_What is being asked_.
Exclude the pictures; give every entry again exactly as written.
# # # # #
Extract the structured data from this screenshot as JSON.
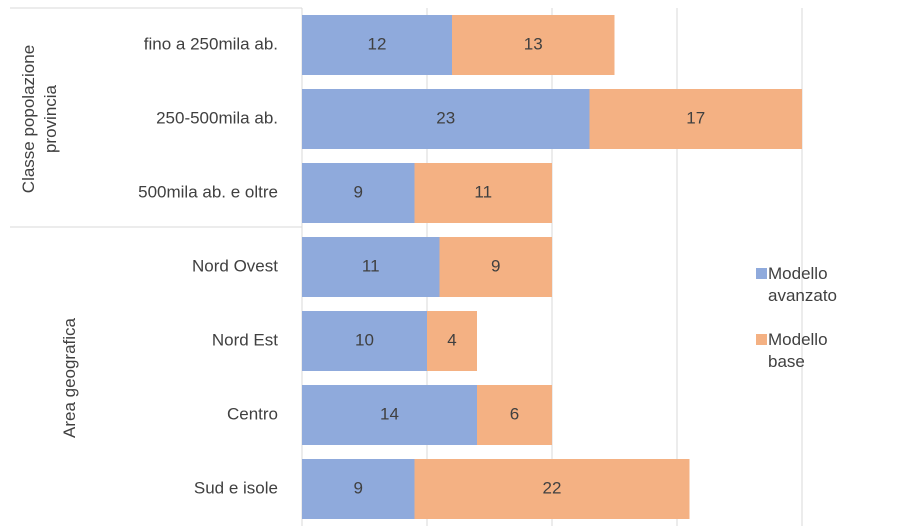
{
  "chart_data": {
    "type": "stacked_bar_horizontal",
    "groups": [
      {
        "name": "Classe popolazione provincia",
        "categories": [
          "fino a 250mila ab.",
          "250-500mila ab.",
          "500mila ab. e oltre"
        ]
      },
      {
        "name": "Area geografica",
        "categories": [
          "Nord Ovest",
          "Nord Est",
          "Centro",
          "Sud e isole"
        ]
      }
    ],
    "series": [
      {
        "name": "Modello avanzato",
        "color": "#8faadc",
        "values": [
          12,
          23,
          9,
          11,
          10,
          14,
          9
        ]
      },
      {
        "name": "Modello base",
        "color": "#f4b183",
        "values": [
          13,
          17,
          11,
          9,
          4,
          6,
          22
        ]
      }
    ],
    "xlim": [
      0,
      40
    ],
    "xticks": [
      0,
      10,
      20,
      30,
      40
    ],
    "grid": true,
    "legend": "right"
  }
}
# # # # #
_Correct result_.
Extract the structured data from this screenshot as JSON.
{
  "chart_data": {
    "type": "stacked_bar_horizontal",
    "groups": [
      {
        "name": "Classe popolazione provincia",
        "categories": [
          "fino a 250mila ab.",
          "250-500mila ab.",
          "500mila ab. e oltre"
        ]
      },
      {
        "name": "Area geografica",
        "categories": [
          "Nord Ovest",
          "Nord Est",
          "Centro",
          "Sud e isole"
        ]
      }
    ],
    "series": [
      {
        "name": "Modello avanzato",
        "color": "#8faadc",
        "values": [
          12,
          23,
          9,
          11,
          10,
          14,
          9
        ]
      },
      {
        "name": "Modello base",
        "color": "#f4b183",
        "values": [
          13,
          17,
          11,
          9,
          4,
          6,
          22
        ]
      }
    ],
    "xlim": [
      0,
      40
    ],
    "xticks": [
      0,
      10,
      20,
      30,
      40
    ],
    "grid": true,
    "legend": "right"
  }
}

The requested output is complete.